** Task details **
Reproduce the material word for word; the images stay out.

** Stored records **
========
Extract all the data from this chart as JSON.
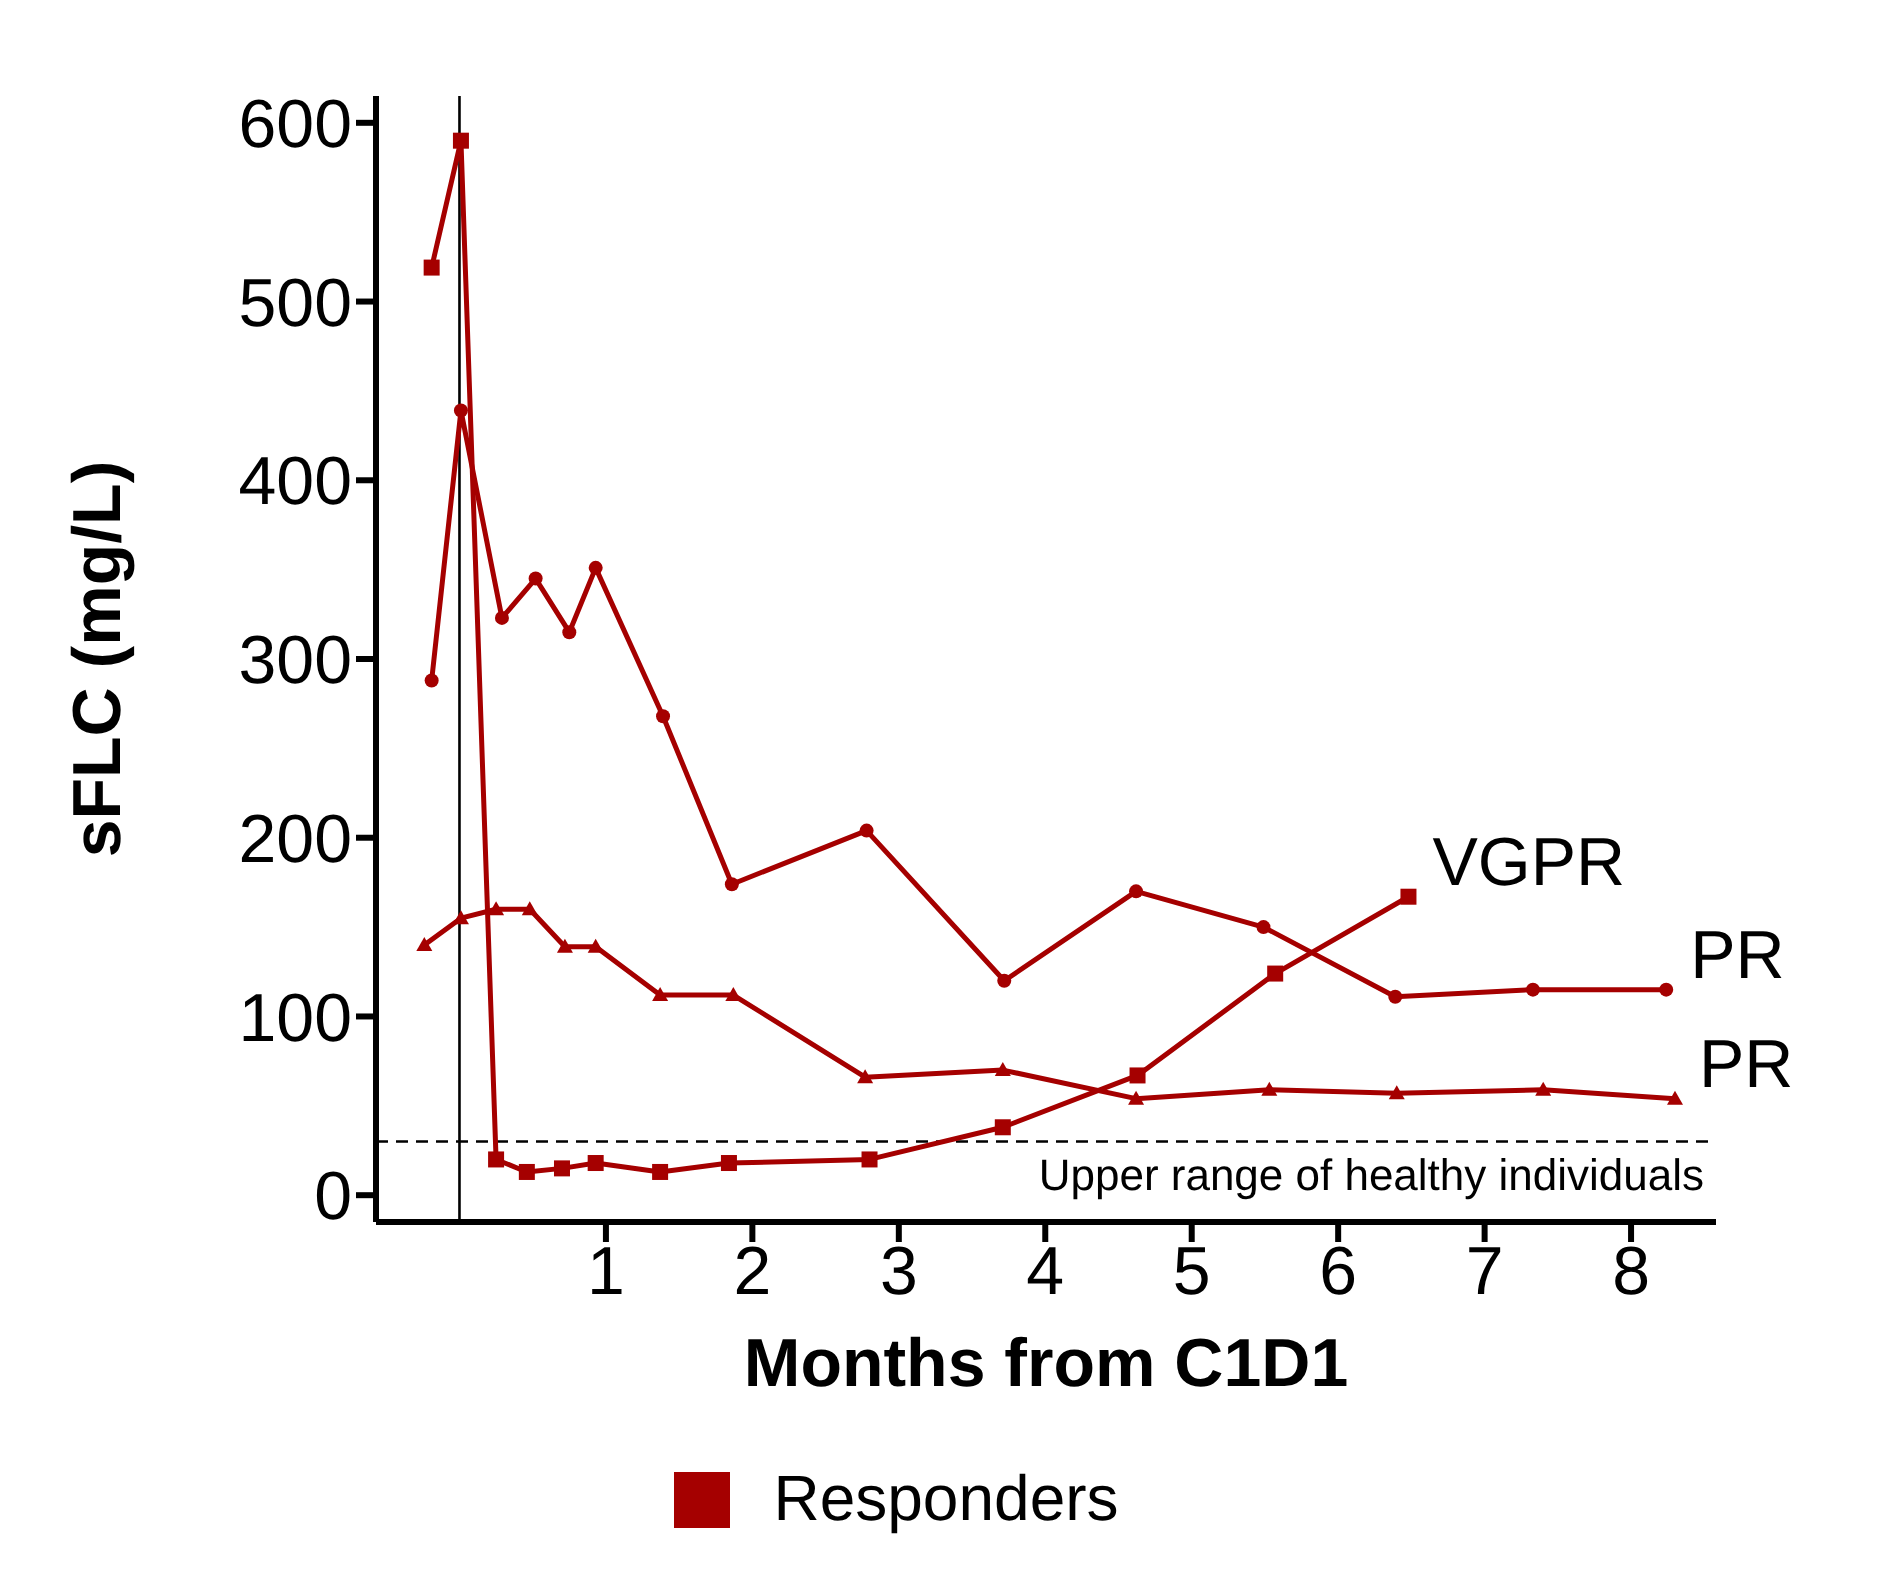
{
  "chart_data": {
    "type": "line",
    "xlabel": "Months from C1D1",
    "ylabel": "sFLC (mg/L)",
    "xlim": [
      -0.57,
      8.58
    ],
    "xticks": [
      1,
      2,
      3,
      4,
      5,
      6,
      7,
      8
    ],
    "ylim": [
      -15,
      615
    ],
    "yticks": [
      0,
      100,
      200,
      300,
      400,
      500,
      600
    ],
    "grid": false,
    "legend": "bottom",
    "series": [
      {
        "name": "Responders",
        "color": "#a50000",
        "marker": "square",
        "x": [
          -0.19,
          0.01,
          0.25,
          0.46,
          0.7,
          0.93,
          1.37,
          1.84,
          2.8,
          3.71,
          4.63,
          5.57,
          6.48
        ],
        "values": [
          519,
          590,
          20,
          13,
          15,
          18,
          13,
          18,
          20,
          38,
          67,
          124,
          167
        ]
      },
      {
        "color": "#a50000",
        "marker": "circle",
        "x": [
          -0.19,
          0.01,
          0.29,
          0.52,
          0.75,
          0.93,
          1.39,
          1.86,
          2.78,
          3.72,
          4.62,
          5.49,
          6.39,
          7.33,
          8.24
        ],
        "values": [
          288,
          439,
          323,
          345,
          315,
          351,
          268,
          174,
          204,
          120,
          170,
          150,
          111,
          115,
          115
        ]
      },
      {
        "color": "#a50000",
        "marker": "triangle",
        "x": [
          -0.24,
          0.01,
          0.25,
          0.48,
          0.72,
          0.93,
          1.37,
          1.87,
          2.77,
          3.71,
          4.62,
          5.53,
          6.4,
          7.4,
          8.3
        ],
        "values": [
          140,
          155,
          160,
          160,
          139,
          139,
          112,
          112,
          66,
          70,
          54,
          59,
          57,
          59,
          54
        ]
      }
    ],
    "ref_lines": [
      {
        "axis": "y",
        "value": 30,
        "label": "Upper range of healthy individuals",
        "color": "#000000",
        "line_style": "dashed"
      },
      {
        "axis": "x",
        "value": 0,
        "color": "#000000",
        "line_style": "solid"
      }
    ],
    "annotations": [
      {
        "text": "VGPR",
        "x": 6.48,
        "y": 167
      },
      {
        "text": "PR",
        "x": 8.24,
        "y": 115
      },
      {
        "text": "PR",
        "x": 8.3,
        "y": 54
      }
    ]
  }
}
========
** Completed task **
Extract all the data from this chart as JSON.
{
  "chart_data": {
    "type": "line",
    "xlabel": "Months from C1D1",
    "ylabel": "sFLC (mg/L)",
    "xlim": [
      -0.57,
      8.58
    ],
    "xticks": [
      1,
      2,
      3,
      4,
      5,
      6,
      7,
      8
    ],
    "ylim": [
      -15,
      615
    ],
    "yticks": [
      0,
      100,
      200,
      300,
      400,
      500,
      600
    ],
    "grid": false,
    "legend": "bottom",
    "series": [
      {
        "name": "Responders",
        "color": "#a50000",
        "marker": "square",
        "x": [
          -0.19,
          0.01,
          0.25,
          0.46,
          0.7,
          0.93,
          1.37,
          1.84,
          2.8,
          3.71,
          4.63,
          5.57,
          6.48
        ],
        "values": [
          519,
          590,
          20,
          13,
          15,
          18,
          13,
          18,
          20,
          38,
          67,
          124,
          167
        ]
      },
      {
        "color": "#a50000",
        "marker": "circle",
        "x": [
          -0.19,
          0.01,
          0.29,
          0.52,
          0.75,
          0.93,
          1.39,
          1.86,
          2.78,
          3.72,
          4.62,
          5.49,
          6.39,
          7.33,
          8.24
        ],
        "values": [
          288,
          439,
          323,
          345,
          315,
          351,
          268,
          174,
          204,
          120,
          170,
          150,
          111,
          115,
          115
        ]
      },
      {
        "color": "#a50000",
        "marker": "triangle",
        "x": [
          -0.24,
          0.01,
          0.25,
          0.48,
          0.72,
          0.93,
          1.37,
          1.87,
          2.77,
          3.71,
          4.62,
          5.53,
          6.4,
          7.4,
          8.3
        ],
        "values": [
          140,
          155,
          160,
          160,
          139,
          139,
          112,
          112,
          66,
          70,
          54,
          59,
          57,
          59,
          54
        ]
      }
    ],
    "ref_lines": [
      {
        "axis": "y",
        "value": 30,
        "label": "Upper range of healthy individuals",
        "color": "#000000",
        "line_style": "dashed"
      },
      {
        "axis": "x",
        "value": 0,
        "color": "#000000",
        "line_style": "solid"
      }
    ],
    "annotations": [
      {
        "text": "VGPR",
        "x": 6.48,
        "y": 167
      },
      {
        "text": "PR",
        "x": 8.24,
        "y": 115
      },
      {
        "text": "PR",
        "x": 8.3,
        "y": 54
      }
    ]
  }
}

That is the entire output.